Dataset entries:
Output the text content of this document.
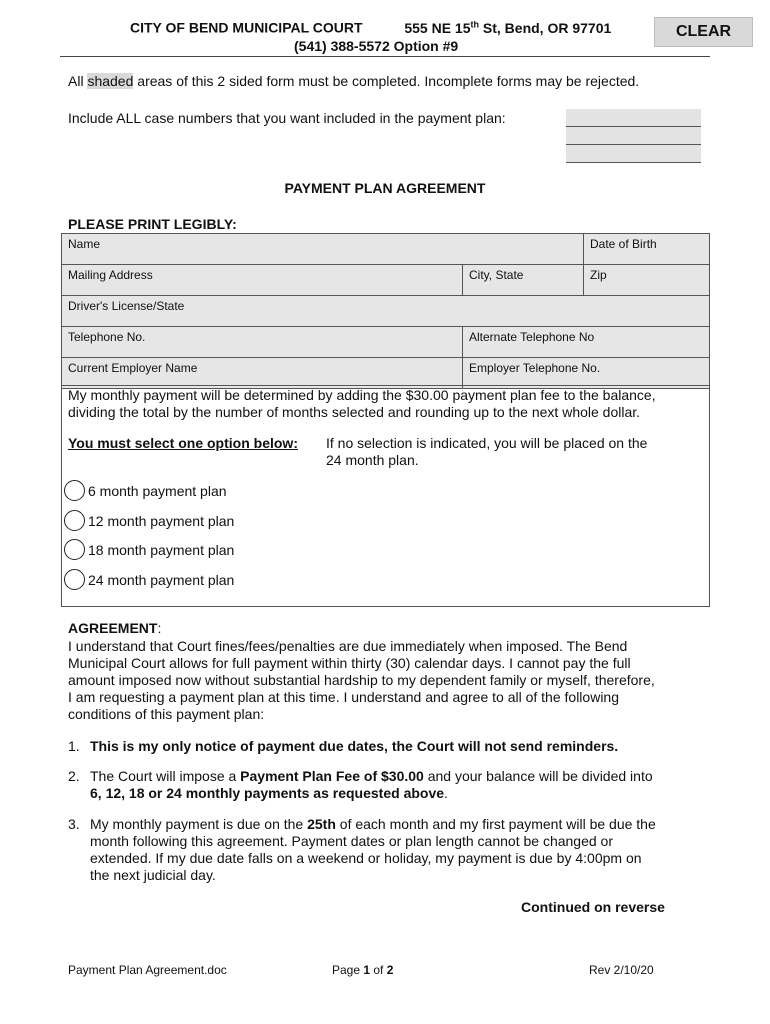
CITY OF BEND MUNICIPAL COURT	555 NE 15th St, Bend, OR 97701
(541) 388-5572 Option #9
CLEAR
All shaded areas of this 2 sided form must be completed. Incomplete forms may be rejected.
Include ALL case numbers that you want included in the payment plan:
PAYMENT PLAN AGREEMENT
PLEASE PRINT LEGIBLY:
Name		Date of Birth
Mailing Address	City, State	Zip
Driver's License/State		
Telephone No.	Alternate Telephone No	
Current Employer Name	Employer Telephone No.	
My monthly payment will be determined by adding the $30.00 payment plan fee to the balance,
dividing the total by the number of months selected and rounding up to the next whole dollar.
You must select one option below: If no selection is indicated, you will be placed on the
24 month plan.
6 month payment plan
12 month payment plan
18 month payment plan
24 month payment plan
AGREEMENT:
I understand that Court fines/fees/penalties are due immediately when imposed. The Bend
Municipal Court allows for full payment within thirty (30) calendar days. I cannot pay the full
amount imposed now without substantial hardship to my dependent family or myself, therefore,
I am requesting a payment plan at this time. I understand and agree to all of the following
conditions of this payment plan:
1. This is my only notice of payment due dates, the Court will not send reminders.
2. The Court will impose a Payment Plan Fee of $30.00 and your balance will be divided into
6, 12, 18 or 24 monthly payments as requested above.
3. My monthly payment is due on the 25th of each month and my first payment will be due the
month following this agreement. Payment dates or plan length cannot be changed or
extended. If my due date falls on a weekend or holiday, my payment is due by 4:00pm on
the next judicial day.
Continued on reverse
Payment Plan Agreement.doc	Page 1 of 2	Rev 2/10/20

Work required —
Write out every entry again word for word, without any of the pictures.

Right answer —
Output the text content of this document.
CITY OF BEND MUNICIPAL COURT	555 NE 15th St, Bend, OR 97701
(541) 388-5572 Option #9
CLEAR
All shaded areas of this 2 sided form must be completed. Incomplete forms may be rejected.
Include ALL case numbers that you want included in the payment plan:
PAYMENT PLAN AGREEMENT
PLEASE PRINT LEGIBLY:
Name		Date of Birth
Mailing Address	City, State	Zip
Driver's License/State		
Telephone No.	Alternate Telephone No	
Current Employer Name	Employer Telephone No.	
My monthly payment will be determined by adding the $30.00 payment plan fee to the balance,
dividing the total by the number of months selected and rounding up to the next whole dollar.
You must select one option below: If no selection is indicated, you will be placed on the
24 month plan.
6 month payment plan
12 month payment plan
18 month payment plan
24 month payment plan
AGREEMENT:
I understand that Court fines/fees/penalties are due immediately when imposed. The Bend
Municipal Court allows for full payment within thirty (30) calendar days. I cannot pay the full
amount imposed now without substantial hardship to my dependent family or myself, therefore,
I am requesting a payment plan at this time. I understand and agree to all of the following
conditions of this payment plan:
1. This is my only notice of payment due dates, the Court will not send reminders.
2. The Court will impose a Payment Plan Fee of $30.00 and your balance will be divided into
6, 12, 18 or 24 monthly payments as requested above.
3. My monthly payment is due on the 25th of each month and my first payment will be due the
month following this agreement. Payment dates or plan length cannot be changed or
extended. If my due date falls on a weekend or holiday, my payment is due by 4:00pm on
the next judicial day.
Continued on reverse
Payment Plan Agreement.doc	Page 1 of 2	Rev 2/10/20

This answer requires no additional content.